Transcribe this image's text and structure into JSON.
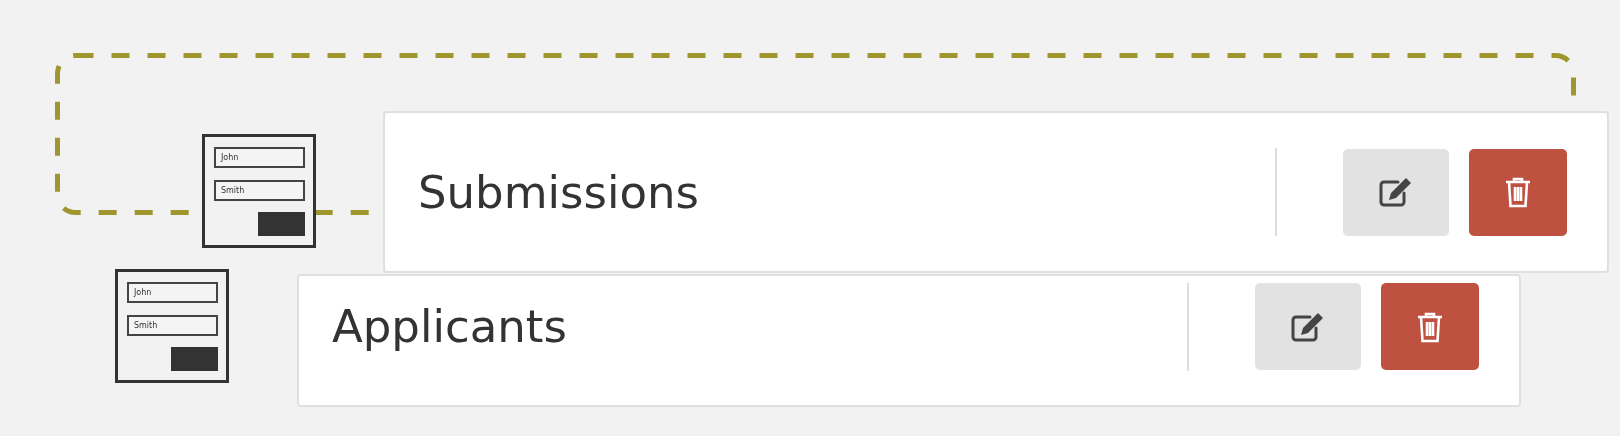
{
  "drop_zone": {
    "kind": "dashed"
  },
  "forms": [
    {
      "fields": [
        "John",
        "Smith"
      ]
    },
    {
      "fields": [
        "John",
        "Smith"
      ]
    }
  ],
  "cards": [
    {
      "title": "Submissions"
    },
    {
      "title": "Applicants"
    }
  ]
}
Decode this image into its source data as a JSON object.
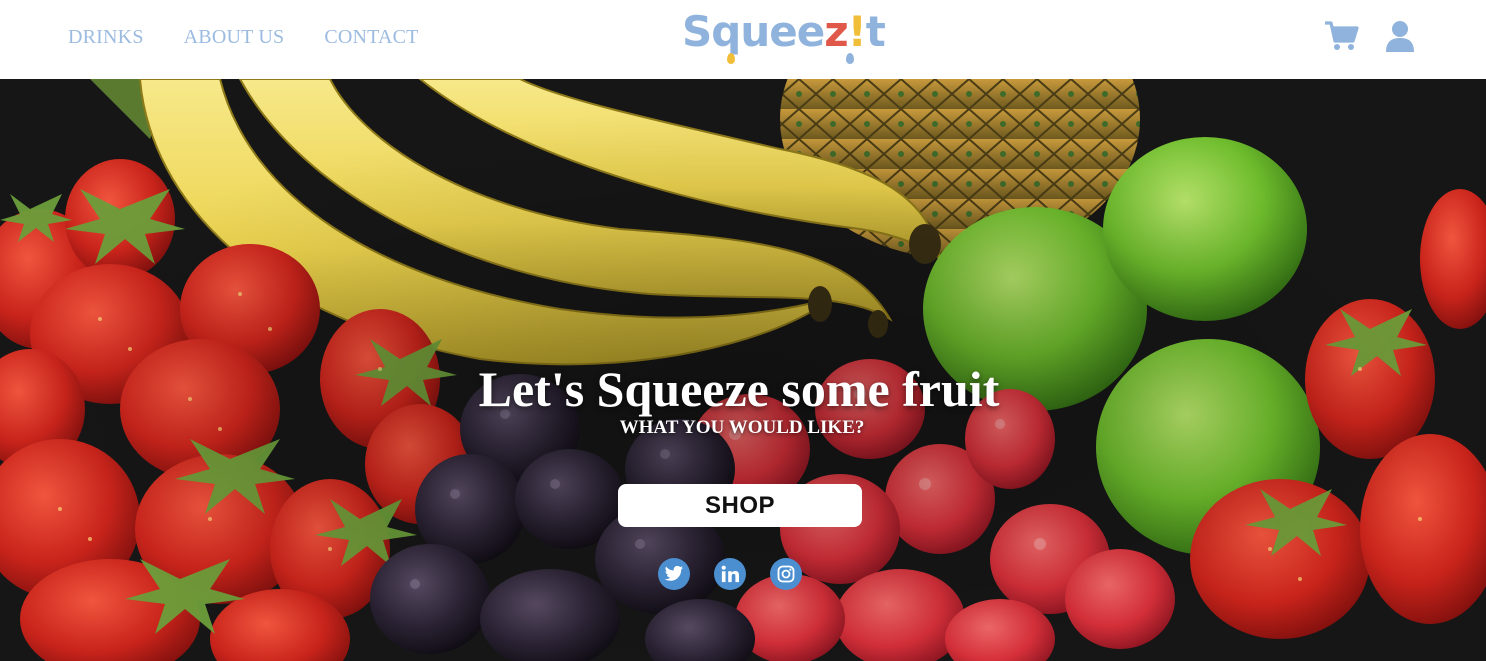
{
  "nav": {
    "links": [
      {
        "label": "DRINKS"
      },
      {
        "label": "ABOUT US"
      },
      {
        "label": "CONTACT"
      }
    ],
    "logo": {
      "part1": "Squee",
      "part2": "z",
      "part3": "!",
      "part4": "t"
    },
    "icons": [
      "cart-icon",
      "user-icon"
    ]
  },
  "hero": {
    "title": "Let's Squeeze some fruit",
    "subtitle": "WHAT YOU WOULD LIKE?",
    "cta_label": "SHOP",
    "socials": [
      "twitter-icon",
      "linkedin-icon",
      "instagram-icon"
    ]
  },
  "colors": {
    "nav_text": "#9cbbe0",
    "logo_blue": "#8fb3dc",
    "logo_red": "#e0584a",
    "logo_yellow": "#f1be3a",
    "social_blue": "#4b8fd0"
  }
}
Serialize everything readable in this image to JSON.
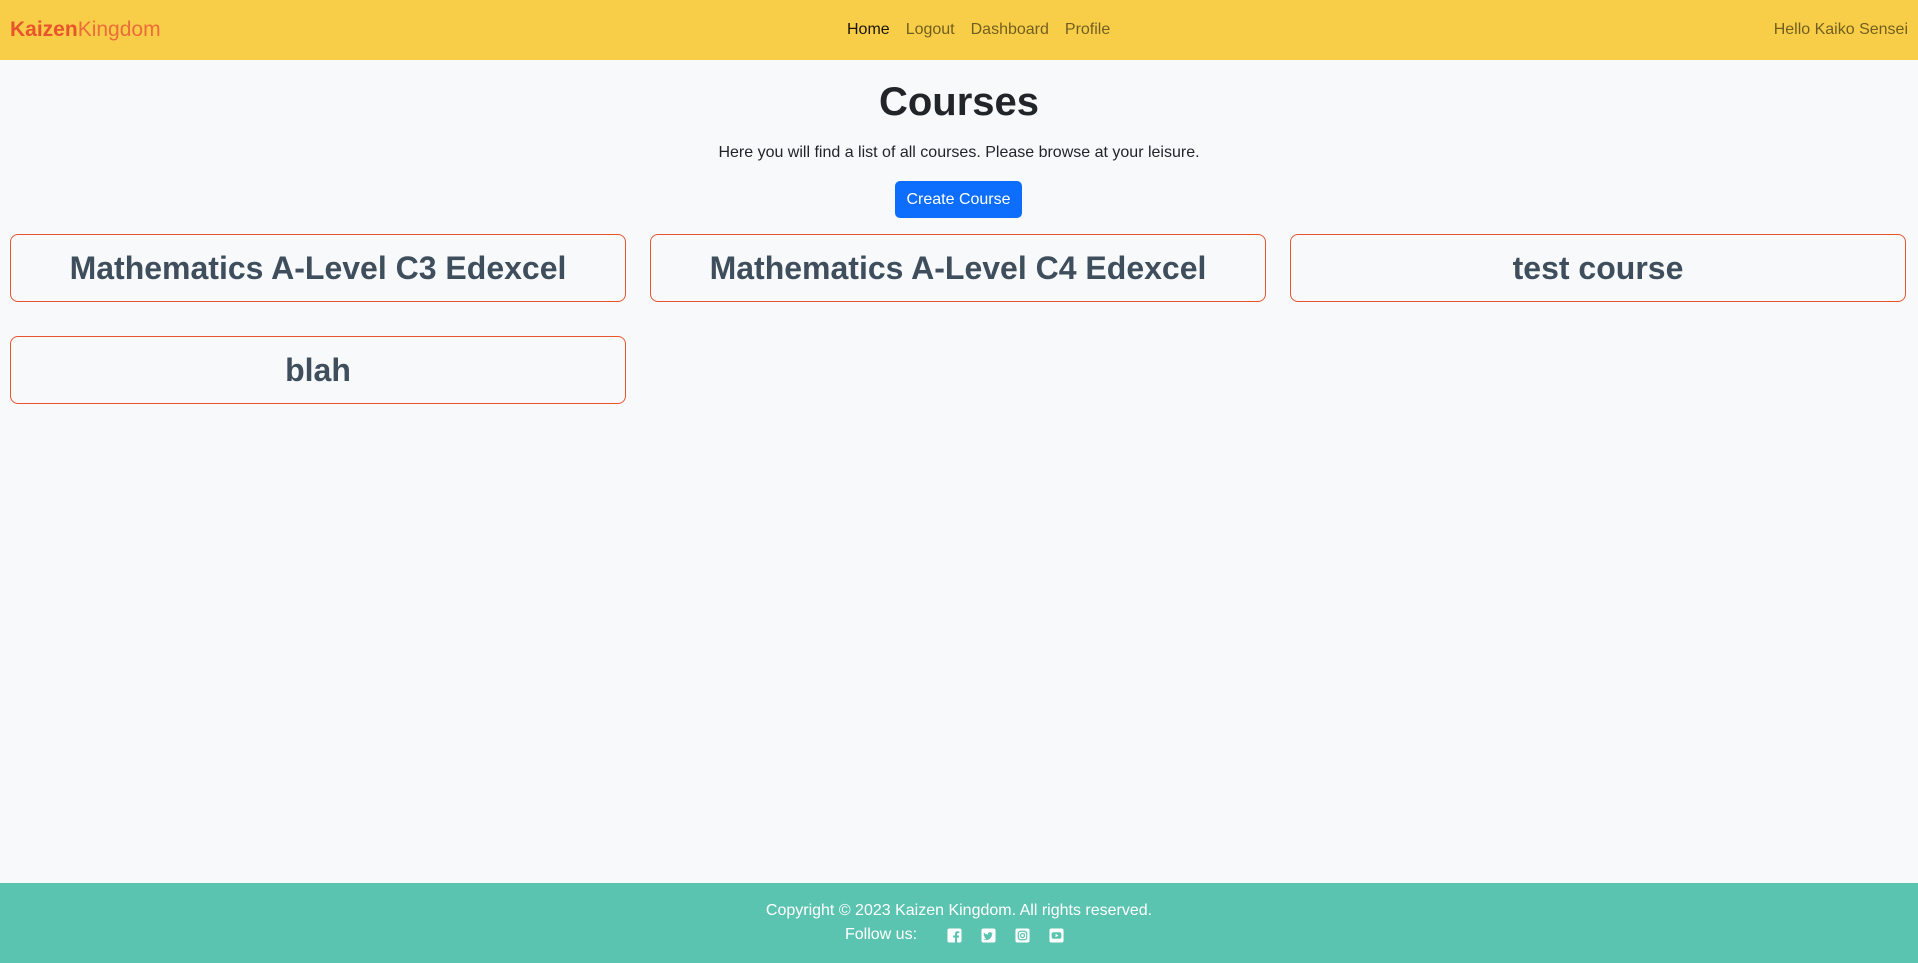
{
  "navbar": {
    "brand_part1": "Kaizen",
    "brand_part2": "Kingdom",
    "links": [
      {
        "label": "Home"
      },
      {
        "label": "Logout"
      },
      {
        "label": "Dashboard"
      },
      {
        "label": "Profile"
      }
    ],
    "active_link": "Home",
    "greeting": "Hello Kaiko Sensei",
    "background_color": "#f8ce48",
    "brand_color": "#e8542c"
  },
  "main": {
    "title": "Courses",
    "intro": "Here you will find a list of all courses. Please browse at your leisure.",
    "create_button_label": "Create Course",
    "create_button_color": "#0d6efd",
    "courses": [
      {
        "title": "Mathematics A-Level C3 Edexcel"
      },
      {
        "title": "Mathematics A-Level C4 Edexcel"
      },
      {
        "title": "test course"
      },
      {
        "title": "blah"
      }
    ],
    "card_border_color": "#e8542c"
  },
  "footer": {
    "copyright": "Copyright © 2023 Kaizen Kingdom. All rights reserved.",
    "follow_label": "Follow us:",
    "social_icons": [
      "facebook-icon",
      "twitter-icon",
      "instagram-icon",
      "youtube-icon"
    ],
    "background_color": "#5bc4b0"
  }
}
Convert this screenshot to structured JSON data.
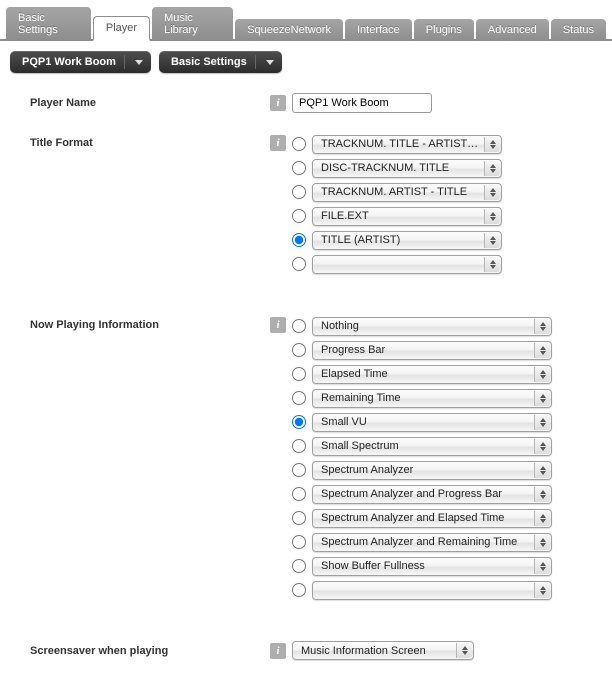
{
  "tabs": [
    {
      "label": "Basic Settings",
      "active": false
    },
    {
      "label": "Player",
      "active": true
    },
    {
      "label": "Music Library",
      "active": false
    },
    {
      "label": "SqueezeNetwork",
      "active": false
    },
    {
      "label": "Interface",
      "active": false
    },
    {
      "label": "Plugins",
      "active": false
    },
    {
      "label": "Advanced",
      "active": false
    },
    {
      "label": "Status",
      "active": false
    }
  ],
  "pills": {
    "player": "PQP1 Work Boom",
    "section": "Basic Settings"
  },
  "playerName": {
    "label": "Player Name",
    "value": "PQP1 Work Boom"
  },
  "titleFormat": {
    "label": "Title Format",
    "options": [
      {
        "text": "TRACKNUM. TITLE - ARTIST - ALBUM",
        "selected": false
      },
      {
        "text": "DISC-TRACKNUM. TITLE",
        "selected": false
      },
      {
        "text": "TRACKNUM. ARTIST - TITLE",
        "selected": false
      },
      {
        "text": "FILE.EXT",
        "selected": false
      },
      {
        "text": "TITLE (ARTIST)",
        "selected": true
      },
      {
        "text": "",
        "selected": false
      }
    ]
  },
  "nowPlaying": {
    "label": "Now Playing Information",
    "options": [
      {
        "text": "Nothing",
        "selected": false
      },
      {
        "text": "Progress Bar",
        "selected": false
      },
      {
        "text": "Elapsed Time",
        "selected": false
      },
      {
        "text": "Remaining Time",
        "selected": false
      },
      {
        "text": "Small VU",
        "selected": true
      },
      {
        "text": "Small Spectrum",
        "selected": false
      },
      {
        "text": "Spectrum Analyzer",
        "selected": false
      },
      {
        "text": "Spectrum Analyzer and Progress Bar",
        "selected": false
      },
      {
        "text": "Spectrum Analyzer and Elapsed Time",
        "selected": false
      },
      {
        "text": "Spectrum Analyzer and Remaining Time",
        "selected": false
      },
      {
        "text": "Show Buffer Fullness",
        "selected": false
      },
      {
        "text": "",
        "selected": false
      }
    ]
  },
  "screensaver": {
    "label": "Screensaver when playing",
    "value": "Music Information Screen"
  }
}
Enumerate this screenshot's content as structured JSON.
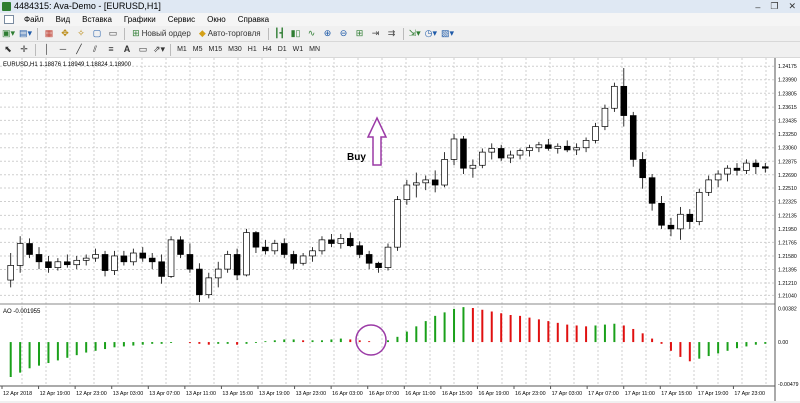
{
  "window": {
    "title": "4484315: Ava-Demo - [EURUSD,H1]",
    "minimize": "–",
    "restore": "❐",
    "close": "✕"
  },
  "menu": [
    "Файл",
    "Вид",
    "Вставка",
    "Графики",
    "Сервис",
    "Окно",
    "Справка"
  ],
  "toolbar": {
    "new_order": "Новый ордер",
    "auto_trading": "Авто-торговля"
  },
  "timeframes": [
    "M1",
    "M5",
    "M15",
    "M30",
    "H1",
    "H4",
    "D1",
    "W1",
    "MN"
  ],
  "chart_header": "EURUSD,H1  1.18876 1.18949 1.18824 1.18900",
  "annotation": {
    "buy": "Buy"
  },
  "indicator": {
    "label": "AO -0.001955"
  },
  "colors": {
    "bull": "#ffffff",
    "bear": "#000000",
    "ao_up": "#1aa01a",
    "ao_down": "#e01010",
    "arrow": "#9b3aa6",
    "circle": "#9b3aa6"
  },
  "chart_data": {
    "type": "candlestick",
    "symbol": "EURUSD",
    "timeframe": "H1",
    "price_ticks": [
      "1.24175",
      "1.23990",
      "1.23805",
      "1.23615",
      "1.23435",
      "1.23250",
      "1.23060",
      "1.22875",
      "1.22690",
      "1.22510",
      "1.22325",
      "1.22135",
      "1.21950",
      "1.21765",
      "1.21580",
      "1.21395",
      "1.21210",
      "1.21040"
    ],
    "ylim": [
      1.2095,
      1.2426
    ],
    "x_labels": [
      "12 Apr 2018",
      "12 Apr 19:00",
      "12 Apr 23:00",
      "13 Apr 03:00",
      "13 Apr 07:00",
      "13 Apr 11:00",
      "13 Apr 15:00",
      "13 Apr 19:00",
      "13 Apr 23:00",
      "16 Apr 03:00",
      "16 Apr 07:00",
      "16 Apr 11:00",
      "16 Apr 15:00",
      "16 Apr 19:00",
      "16 Apr 23:00",
      "17 Apr 03:00",
      "17 Apr 07:00",
      "17 Apr 11:00",
      "17 Apr 15:00",
      "17 Apr 19:00",
      "17 Apr 23:00"
    ],
    "candles": [
      [
        1.2125,
        1.2162,
        1.2115,
        1.2145
      ],
      [
        1.2145,
        1.2185,
        1.2135,
        1.2175
      ],
      [
        1.2175,
        1.2182,
        1.2155,
        1.216
      ],
      [
        1.216,
        1.217,
        1.214,
        1.215
      ],
      [
        1.215,
        1.2158,
        1.2135,
        1.2142
      ],
      [
        1.2142,
        1.2155,
        1.2138,
        1.215
      ],
      [
        1.215,
        1.216,
        1.2142,
        1.2146
      ],
      [
        1.2146,
        1.2158,
        1.214,
        1.2152
      ],
      [
        1.2152,
        1.216,
        1.2145,
        1.2155
      ],
      [
        1.2155,
        1.2168,
        1.215,
        1.216
      ],
      [
        1.216,
        1.2165,
        1.213,
        1.2138
      ],
      [
        1.2138,
        1.2165,
        1.2132,
        1.2158
      ],
      [
        1.2158,
        1.2165,
        1.2145,
        1.215
      ],
      [
        1.215,
        1.2168,
        1.2145,
        1.2162
      ],
      [
        1.2162,
        1.217,
        1.215,
        1.2155
      ],
      [
        1.2155,
        1.2162,
        1.214,
        1.215
      ],
      [
        1.215,
        1.216,
        1.212,
        1.213
      ],
      [
        1.213,
        1.2185,
        1.2128,
        1.218
      ],
      [
        1.218,
        1.2185,
        1.2155,
        1.216
      ],
      [
        1.216,
        1.2175,
        1.2135,
        1.214
      ],
      [
        1.214,
        1.2148,
        1.2095,
        1.2105
      ],
      [
        1.2105,
        1.2135,
        1.21,
        1.2128
      ],
      [
        1.2128,
        1.215,
        1.2115,
        1.214
      ],
      [
        1.214,
        1.2165,
        1.2135,
        1.216
      ],
      [
        1.216,
        1.2168,
        1.2125,
        1.2132
      ],
      [
        1.2132,
        1.2195,
        1.213,
        1.219
      ],
      [
        1.219,
        1.2192,
        1.2162,
        1.217
      ],
      [
        1.217,
        1.218,
        1.216,
        1.2165
      ],
      [
        1.2165,
        1.218,
        1.216,
        1.2175
      ],
      [
        1.2175,
        1.2182,
        1.2155,
        1.216
      ],
      [
        1.216,
        1.2165,
        1.214,
        1.2148
      ],
      [
        1.2148,
        1.2162,
        1.2145,
        1.2158
      ],
      [
        1.2158,
        1.217,
        1.215,
        1.2165
      ],
      [
        1.2165,
        1.2185,
        1.216,
        1.218
      ],
      [
        1.218,
        1.2188,
        1.217,
        1.2175
      ],
      [
        1.2175,
        1.2188,
        1.2168,
        1.2182
      ],
      [
        1.2182,
        1.219,
        1.217,
        1.2172
      ],
      [
        1.2172,
        1.2178,
        1.2155,
        1.216
      ],
      [
        1.216,
        1.2165,
        1.214,
        1.2148
      ],
      [
        1.2148,
        1.215,
        1.2135,
        1.2142
      ],
      [
        1.2142,
        1.2175,
        1.2138,
        1.217
      ],
      [
        1.217,
        1.224,
        1.2165,
        1.2235
      ],
      [
        1.2235,
        1.2262,
        1.2228,
        1.2255
      ],
      [
        1.2255,
        1.2272,
        1.2238,
        1.2258
      ],
      [
        1.2258,
        1.2268,
        1.2248,
        1.2262
      ],
      [
        1.2262,
        1.2275,
        1.2245,
        1.2255
      ],
      [
        1.2255,
        1.23,
        1.2252,
        1.229
      ],
      [
        1.229,
        1.2325,
        1.2282,
        1.2318
      ],
      [
        1.2318,
        1.2322,
        1.227,
        1.2278
      ],
      [
        1.2278,
        1.229,
        1.2265,
        1.2282
      ],
      [
        1.2282,
        1.2305,
        1.2278,
        1.23
      ],
      [
        1.23,
        1.2312,
        1.229,
        1.2305
      ],
      [
        1.2305,
        1.231,
        1.2288,
        1.2292
      ],
      [
        1.2292,
        1.2302,
        1.2285,
        1.2296
      ],
      [
        1.2296,
        1.2305,
        1.229,
        1.2302
      ],
      [
        1.2302,
        1.231,
        1.2294,
        1.2306
      ],
      [
        1.2306,
        1.2314,
        1.23,
        1.231
      ],
      [
        1.231,
        1.2318,
        1.2302,
        1.2305
      ],
      [
        1.2305,
        1.2312,
        1.2298,
        1.2308
      ],
      [
        1.2308,
        1.2316,
        1.23,
        1.2303
      ],
      [
        1.2303,
        1.2312,
        1.2296,
        1.2306
      ],
      [
        1.2306,
        1.232,
        1.23,
        1.2316
      ],
      [
        1.2316,
        1.234,
        1.2312,
        1.2335
      ],
      [
        1.2335,
        1.2365,
        1.233,
        1.236
      ],
      [
        1.236,
        1.2395,
        1.2355,
        1.239
      ],
      [
        1.239,
        1.2415,
        1.2335,
        1.235
      ],
      [
        1.235,
        1.2355,
        1.228,
        1.229
      ],
      [
        1.229,
        1.23,
        1.225,
        1.2265
      ],
      [
        1.2265,
        1.227,
        1.222,
        1.223
      ],
      [
        1.223,
        1.224,
        1.2195,
        1.22
      ],
      [
        1.22,
        1.221,
        1.2185,
        1.2195
      ],
      [
        1.2195,
        1.2225,
        1.218,
        1.2215
      ],
      [
        1.2215,
        1.2222,
        1.2195,
        1.2205
      ],
      [
        1.2205,
        1.225,
        1.22,
        1.2245
      ],
      [
        1.2245,
        1.2268,
        1.224,
        1.2262
      ],
      [
        1.2262,
        1.2275,
        1.2252,
        1.227
      ],
      [
        1.227,
        1.2282,
        1.226,
        1.2278
      ],
      [
        1.2278,
        1.2285,
        1.2268,
        1.2275
      ],
      [
        1.2275,
        1.229,
        1.227,
        1.2285
      ],
      [
        1.2285,
        1.229,
        1.227,
        1.228
      ],
      [
        1.228,
        1.2285,
        1.2272,
        1.2278
      ]
    ],
    "ao_ticks": [
      "0.00382",
      "0.00",
      "-0.00479"
    ],
    "ao_ylim": [
      -0.0048,
      0.0039
    ],
    "ao_values": [
      -0.004,
      -0.0035,
      -0.003,
      -0.0027,
      -0.0024,
      -0.0021,
      -0.0018,
      -0.0015,
      -0.0012,
      -0.001,
      -0.0008,
      -0.0006,
      -0.0005,
      -0.0004,
      -0.0003,
      -0.0002,
      -0.0002,
      -0.0001,
      0.0,
      -0.0001,
      -0.0002,
      -0.0003,
      -0.0002,
      -0.0002,
      -0.0003,
      -0.0002,
      -0.0001,
      0.0001,
      0.0002,
      0.0003,
      0.0003,
      0.0002,
      0.0002,
      0.0002,
      0.0003,
      0.0004,
      0.0003,
      0.0002,
      0.0001,
      0.0,
      0.0002,
      0.0006,
      0.0012,
      0.0018,
      0.0024,
      0.003,
      0.0034,
      0.0038,
      0.004,
      0.0039,
      0.0037,
      0.0035,
      0.0033,
      0.0031,
      0.003,
      0.0028,
      0.0026,
      0.0024,
      0.0022,
      0.002,
      0.0019,
      0.0018,
      0.0019,
      0.002,
      0.0021,
      0.0019,
      0.0015,
      0.001,
      0.0004,
      -0.0002,
      -0.001,
      -0.0017,
      -0.0022,
      -0.0019,
      -0.0016,
      -0.0013,
      -0.001,
      -0.0007,
      -0.0005,
      -0.0003,
      -0.0002
    ]
  }
}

※

**EXERCISE INSTRUCTIONS**
Search the preceding listing for the word "screenshot" and pull out every line that holds it.

**ANSWER IN FULL**
Convert this screenshot to structured JSON data.
Enumerate this screenshot's content as structured JSON.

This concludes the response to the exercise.